EXERCISE OBJECTIVE | Copy every line of the data in which the word "title" occurs.

════════

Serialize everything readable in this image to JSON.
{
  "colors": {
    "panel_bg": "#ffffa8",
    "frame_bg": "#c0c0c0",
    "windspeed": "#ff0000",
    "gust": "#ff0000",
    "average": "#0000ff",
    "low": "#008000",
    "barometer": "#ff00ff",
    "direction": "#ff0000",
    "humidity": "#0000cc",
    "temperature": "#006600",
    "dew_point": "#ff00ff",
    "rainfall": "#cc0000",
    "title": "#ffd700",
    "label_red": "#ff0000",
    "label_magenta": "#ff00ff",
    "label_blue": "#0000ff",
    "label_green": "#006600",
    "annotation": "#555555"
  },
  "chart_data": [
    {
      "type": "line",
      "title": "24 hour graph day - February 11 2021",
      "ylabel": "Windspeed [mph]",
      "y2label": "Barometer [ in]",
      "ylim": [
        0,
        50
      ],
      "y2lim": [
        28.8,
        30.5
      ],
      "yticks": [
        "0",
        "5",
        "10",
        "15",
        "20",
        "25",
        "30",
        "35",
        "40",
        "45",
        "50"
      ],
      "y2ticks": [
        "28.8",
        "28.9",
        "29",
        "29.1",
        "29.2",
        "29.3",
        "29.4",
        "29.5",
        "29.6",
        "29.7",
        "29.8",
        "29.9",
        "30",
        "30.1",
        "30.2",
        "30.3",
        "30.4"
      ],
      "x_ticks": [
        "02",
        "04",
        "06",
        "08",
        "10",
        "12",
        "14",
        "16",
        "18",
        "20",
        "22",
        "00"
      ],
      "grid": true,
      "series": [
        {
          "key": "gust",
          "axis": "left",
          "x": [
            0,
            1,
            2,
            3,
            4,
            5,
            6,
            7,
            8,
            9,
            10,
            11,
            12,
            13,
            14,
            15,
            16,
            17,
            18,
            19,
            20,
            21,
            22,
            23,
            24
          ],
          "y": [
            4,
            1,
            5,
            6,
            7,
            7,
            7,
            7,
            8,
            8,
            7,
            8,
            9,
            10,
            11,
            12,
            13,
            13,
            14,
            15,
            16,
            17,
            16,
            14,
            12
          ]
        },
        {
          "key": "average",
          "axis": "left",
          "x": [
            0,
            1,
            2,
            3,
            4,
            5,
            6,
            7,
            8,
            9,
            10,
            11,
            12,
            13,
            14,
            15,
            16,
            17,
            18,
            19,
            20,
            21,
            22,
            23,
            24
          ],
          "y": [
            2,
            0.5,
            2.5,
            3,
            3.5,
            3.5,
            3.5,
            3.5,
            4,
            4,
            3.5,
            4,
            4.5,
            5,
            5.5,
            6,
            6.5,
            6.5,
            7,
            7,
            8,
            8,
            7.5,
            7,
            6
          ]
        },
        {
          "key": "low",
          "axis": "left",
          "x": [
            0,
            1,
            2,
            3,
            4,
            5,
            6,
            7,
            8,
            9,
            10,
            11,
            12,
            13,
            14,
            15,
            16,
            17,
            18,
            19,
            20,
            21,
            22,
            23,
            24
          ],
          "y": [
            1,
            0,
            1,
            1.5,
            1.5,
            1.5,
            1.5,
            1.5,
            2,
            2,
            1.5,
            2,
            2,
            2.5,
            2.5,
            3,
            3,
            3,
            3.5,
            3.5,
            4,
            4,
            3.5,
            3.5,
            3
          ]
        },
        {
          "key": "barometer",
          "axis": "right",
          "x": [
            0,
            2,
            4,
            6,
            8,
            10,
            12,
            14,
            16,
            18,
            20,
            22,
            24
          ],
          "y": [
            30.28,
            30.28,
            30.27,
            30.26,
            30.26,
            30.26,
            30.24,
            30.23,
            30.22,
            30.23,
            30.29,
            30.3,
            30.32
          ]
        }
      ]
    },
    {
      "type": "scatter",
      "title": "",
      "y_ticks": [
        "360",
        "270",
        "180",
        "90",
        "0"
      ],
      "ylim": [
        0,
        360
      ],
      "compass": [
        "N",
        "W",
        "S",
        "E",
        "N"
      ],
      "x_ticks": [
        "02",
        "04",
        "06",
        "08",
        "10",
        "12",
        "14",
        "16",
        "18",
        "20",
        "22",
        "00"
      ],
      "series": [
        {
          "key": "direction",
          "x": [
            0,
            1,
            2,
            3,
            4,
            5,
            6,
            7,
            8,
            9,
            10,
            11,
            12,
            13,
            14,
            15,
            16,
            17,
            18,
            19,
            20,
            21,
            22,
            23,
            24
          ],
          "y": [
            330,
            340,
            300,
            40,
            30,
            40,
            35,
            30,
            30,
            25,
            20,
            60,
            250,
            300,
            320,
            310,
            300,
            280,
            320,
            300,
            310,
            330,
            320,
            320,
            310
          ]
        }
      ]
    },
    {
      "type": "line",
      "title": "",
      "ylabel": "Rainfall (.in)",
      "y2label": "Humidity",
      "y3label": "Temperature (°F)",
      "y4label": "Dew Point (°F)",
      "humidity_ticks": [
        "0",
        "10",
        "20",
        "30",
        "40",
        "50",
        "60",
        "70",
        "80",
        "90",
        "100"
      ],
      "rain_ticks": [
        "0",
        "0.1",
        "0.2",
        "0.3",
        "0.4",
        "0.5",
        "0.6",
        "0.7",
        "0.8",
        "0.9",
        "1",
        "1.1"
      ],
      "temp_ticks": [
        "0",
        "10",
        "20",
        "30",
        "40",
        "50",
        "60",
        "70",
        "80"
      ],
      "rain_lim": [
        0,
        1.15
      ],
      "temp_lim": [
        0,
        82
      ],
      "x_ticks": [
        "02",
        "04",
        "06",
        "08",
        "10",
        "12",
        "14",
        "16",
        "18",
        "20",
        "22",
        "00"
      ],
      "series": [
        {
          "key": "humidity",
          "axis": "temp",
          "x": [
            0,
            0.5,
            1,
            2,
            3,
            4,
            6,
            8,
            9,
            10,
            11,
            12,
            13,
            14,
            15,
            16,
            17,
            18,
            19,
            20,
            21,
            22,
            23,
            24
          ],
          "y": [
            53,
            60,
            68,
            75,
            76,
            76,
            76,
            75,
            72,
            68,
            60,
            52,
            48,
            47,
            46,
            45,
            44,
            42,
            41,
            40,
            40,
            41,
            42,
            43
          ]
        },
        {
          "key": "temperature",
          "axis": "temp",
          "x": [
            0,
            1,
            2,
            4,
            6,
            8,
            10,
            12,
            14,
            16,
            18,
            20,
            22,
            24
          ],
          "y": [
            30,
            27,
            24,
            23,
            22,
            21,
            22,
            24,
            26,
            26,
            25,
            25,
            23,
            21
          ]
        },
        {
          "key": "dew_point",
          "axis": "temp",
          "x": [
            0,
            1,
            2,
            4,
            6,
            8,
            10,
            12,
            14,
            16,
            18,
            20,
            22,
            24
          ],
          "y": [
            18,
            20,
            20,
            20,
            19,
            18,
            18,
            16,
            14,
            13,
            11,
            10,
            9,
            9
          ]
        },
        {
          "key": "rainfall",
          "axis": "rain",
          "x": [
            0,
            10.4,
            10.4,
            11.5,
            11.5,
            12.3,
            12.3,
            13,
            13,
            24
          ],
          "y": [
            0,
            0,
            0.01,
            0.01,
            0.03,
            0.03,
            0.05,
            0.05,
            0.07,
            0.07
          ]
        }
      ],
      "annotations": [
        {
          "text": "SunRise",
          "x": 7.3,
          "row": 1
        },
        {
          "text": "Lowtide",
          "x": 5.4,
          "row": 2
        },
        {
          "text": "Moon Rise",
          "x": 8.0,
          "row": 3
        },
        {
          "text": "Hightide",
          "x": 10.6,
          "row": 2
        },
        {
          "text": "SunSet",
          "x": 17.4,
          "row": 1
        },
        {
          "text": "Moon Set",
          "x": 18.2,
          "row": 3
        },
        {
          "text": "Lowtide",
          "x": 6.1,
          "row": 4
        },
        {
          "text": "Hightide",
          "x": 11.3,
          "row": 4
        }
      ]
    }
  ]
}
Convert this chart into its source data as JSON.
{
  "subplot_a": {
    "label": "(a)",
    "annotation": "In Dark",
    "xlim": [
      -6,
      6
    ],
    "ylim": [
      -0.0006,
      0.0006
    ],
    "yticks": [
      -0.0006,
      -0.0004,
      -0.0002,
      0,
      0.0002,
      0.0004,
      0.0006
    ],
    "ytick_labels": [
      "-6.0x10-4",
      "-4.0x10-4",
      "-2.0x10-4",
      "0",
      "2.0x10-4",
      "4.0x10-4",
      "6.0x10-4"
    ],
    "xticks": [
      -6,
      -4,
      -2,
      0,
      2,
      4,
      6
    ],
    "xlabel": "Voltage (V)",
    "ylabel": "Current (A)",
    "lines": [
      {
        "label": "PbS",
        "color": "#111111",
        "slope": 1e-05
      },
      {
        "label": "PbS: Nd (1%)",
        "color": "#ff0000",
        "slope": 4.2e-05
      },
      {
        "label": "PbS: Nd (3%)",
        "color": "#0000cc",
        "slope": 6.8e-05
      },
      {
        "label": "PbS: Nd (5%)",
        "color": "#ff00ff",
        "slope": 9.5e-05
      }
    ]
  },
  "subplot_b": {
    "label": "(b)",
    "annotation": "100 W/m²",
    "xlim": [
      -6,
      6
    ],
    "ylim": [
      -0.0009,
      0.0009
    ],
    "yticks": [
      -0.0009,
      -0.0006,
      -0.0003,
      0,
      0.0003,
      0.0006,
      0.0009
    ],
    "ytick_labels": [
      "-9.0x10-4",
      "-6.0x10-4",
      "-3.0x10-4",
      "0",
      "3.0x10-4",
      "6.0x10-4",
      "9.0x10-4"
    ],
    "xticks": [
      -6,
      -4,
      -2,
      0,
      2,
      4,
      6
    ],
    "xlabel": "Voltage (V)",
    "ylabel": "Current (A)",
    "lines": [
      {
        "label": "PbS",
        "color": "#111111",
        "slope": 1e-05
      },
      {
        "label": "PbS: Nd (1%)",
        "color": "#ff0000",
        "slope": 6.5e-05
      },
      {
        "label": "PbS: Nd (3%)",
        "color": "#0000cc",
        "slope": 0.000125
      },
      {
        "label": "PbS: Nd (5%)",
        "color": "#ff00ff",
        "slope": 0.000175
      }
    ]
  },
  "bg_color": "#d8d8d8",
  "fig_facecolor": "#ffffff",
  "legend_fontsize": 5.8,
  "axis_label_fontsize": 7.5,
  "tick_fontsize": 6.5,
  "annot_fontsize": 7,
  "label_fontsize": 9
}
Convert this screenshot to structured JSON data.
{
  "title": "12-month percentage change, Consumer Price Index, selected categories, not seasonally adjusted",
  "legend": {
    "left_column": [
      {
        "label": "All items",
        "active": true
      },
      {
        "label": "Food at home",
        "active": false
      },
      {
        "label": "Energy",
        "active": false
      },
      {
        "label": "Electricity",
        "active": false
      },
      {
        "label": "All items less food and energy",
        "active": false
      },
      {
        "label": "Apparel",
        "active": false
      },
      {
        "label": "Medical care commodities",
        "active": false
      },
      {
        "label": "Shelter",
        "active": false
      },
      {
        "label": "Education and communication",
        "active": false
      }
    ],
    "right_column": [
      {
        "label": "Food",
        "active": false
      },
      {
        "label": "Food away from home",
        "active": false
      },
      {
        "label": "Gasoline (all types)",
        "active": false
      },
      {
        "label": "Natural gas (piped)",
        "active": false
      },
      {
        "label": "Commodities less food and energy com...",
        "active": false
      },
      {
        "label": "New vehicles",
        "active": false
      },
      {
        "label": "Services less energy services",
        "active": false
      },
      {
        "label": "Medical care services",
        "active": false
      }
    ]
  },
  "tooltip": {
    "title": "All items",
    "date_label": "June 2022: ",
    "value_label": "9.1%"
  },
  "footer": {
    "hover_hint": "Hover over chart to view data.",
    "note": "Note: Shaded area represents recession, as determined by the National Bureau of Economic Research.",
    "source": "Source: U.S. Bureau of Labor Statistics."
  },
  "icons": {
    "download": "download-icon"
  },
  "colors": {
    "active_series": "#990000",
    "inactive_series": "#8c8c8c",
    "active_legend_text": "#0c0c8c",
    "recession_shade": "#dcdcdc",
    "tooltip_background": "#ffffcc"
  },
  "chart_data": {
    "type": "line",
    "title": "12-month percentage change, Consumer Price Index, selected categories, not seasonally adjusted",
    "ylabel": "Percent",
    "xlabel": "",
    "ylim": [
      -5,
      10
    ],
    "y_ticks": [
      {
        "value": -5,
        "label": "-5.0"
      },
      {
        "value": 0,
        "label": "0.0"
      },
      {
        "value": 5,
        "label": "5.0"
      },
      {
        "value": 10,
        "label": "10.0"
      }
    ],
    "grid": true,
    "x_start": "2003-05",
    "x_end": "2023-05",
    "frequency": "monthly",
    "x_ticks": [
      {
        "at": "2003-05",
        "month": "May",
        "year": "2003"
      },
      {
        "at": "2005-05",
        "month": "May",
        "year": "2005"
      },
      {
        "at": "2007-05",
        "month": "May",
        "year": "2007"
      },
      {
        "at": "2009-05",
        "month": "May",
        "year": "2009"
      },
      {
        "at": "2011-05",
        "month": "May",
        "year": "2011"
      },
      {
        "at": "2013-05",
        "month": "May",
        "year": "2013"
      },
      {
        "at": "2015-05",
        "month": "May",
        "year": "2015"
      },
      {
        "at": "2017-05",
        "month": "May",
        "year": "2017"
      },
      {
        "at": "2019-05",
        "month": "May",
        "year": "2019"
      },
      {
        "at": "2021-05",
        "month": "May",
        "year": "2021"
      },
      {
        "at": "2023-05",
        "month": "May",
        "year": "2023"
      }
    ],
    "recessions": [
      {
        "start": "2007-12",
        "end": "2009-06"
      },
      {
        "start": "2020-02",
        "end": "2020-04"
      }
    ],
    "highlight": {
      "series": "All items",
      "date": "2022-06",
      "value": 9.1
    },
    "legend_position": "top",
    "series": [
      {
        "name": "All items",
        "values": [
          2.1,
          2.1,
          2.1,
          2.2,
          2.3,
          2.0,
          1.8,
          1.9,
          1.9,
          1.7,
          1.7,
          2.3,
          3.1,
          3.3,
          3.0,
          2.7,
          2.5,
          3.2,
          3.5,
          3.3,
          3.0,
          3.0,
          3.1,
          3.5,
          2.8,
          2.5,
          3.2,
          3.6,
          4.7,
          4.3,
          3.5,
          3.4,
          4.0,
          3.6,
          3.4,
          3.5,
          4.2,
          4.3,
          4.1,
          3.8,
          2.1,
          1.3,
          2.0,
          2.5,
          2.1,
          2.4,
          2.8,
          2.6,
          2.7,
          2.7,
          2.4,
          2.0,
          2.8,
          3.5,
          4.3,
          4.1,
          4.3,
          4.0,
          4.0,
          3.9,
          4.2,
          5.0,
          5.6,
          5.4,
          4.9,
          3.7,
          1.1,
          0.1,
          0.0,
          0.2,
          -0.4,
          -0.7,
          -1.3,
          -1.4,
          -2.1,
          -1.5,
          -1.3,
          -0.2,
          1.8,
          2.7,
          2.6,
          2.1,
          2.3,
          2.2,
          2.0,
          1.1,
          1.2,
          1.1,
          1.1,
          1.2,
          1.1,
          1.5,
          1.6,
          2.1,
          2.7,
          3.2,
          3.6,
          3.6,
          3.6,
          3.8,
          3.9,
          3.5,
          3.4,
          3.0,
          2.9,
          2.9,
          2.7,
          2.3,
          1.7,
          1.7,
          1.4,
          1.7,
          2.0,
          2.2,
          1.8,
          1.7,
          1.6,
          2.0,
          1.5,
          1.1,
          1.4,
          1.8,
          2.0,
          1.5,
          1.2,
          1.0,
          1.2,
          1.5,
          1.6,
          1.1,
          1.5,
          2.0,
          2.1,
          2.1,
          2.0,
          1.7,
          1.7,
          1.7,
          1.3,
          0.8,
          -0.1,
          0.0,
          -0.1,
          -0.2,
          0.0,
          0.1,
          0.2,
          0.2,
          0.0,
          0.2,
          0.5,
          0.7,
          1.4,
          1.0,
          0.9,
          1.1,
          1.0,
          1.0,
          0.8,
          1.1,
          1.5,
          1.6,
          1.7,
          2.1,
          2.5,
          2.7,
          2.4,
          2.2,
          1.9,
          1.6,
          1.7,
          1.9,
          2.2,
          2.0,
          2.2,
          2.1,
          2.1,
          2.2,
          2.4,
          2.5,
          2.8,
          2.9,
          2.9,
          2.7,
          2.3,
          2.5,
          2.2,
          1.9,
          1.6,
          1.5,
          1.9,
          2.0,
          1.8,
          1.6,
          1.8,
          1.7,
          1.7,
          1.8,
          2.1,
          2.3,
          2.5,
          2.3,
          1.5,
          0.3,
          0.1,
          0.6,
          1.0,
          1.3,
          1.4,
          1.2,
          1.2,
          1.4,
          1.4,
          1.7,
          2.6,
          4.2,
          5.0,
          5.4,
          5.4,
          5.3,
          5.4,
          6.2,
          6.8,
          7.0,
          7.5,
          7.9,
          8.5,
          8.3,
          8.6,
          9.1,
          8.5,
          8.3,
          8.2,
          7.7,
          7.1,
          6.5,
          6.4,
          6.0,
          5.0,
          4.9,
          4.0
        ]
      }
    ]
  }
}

════════

RESULT BELOW |
    "title": "#ffd700",
      "title": "24 hour graph day - February 11 2021",
      "title": "",
      "title": "",
  "title": "12-month percentage change, Consumer Price Index, selected categories, not seasonally adjusted",
    "title": "All items",
    "title": "12-month percentage change, Consumer Price Index, selected categories, not seasonally adjusted",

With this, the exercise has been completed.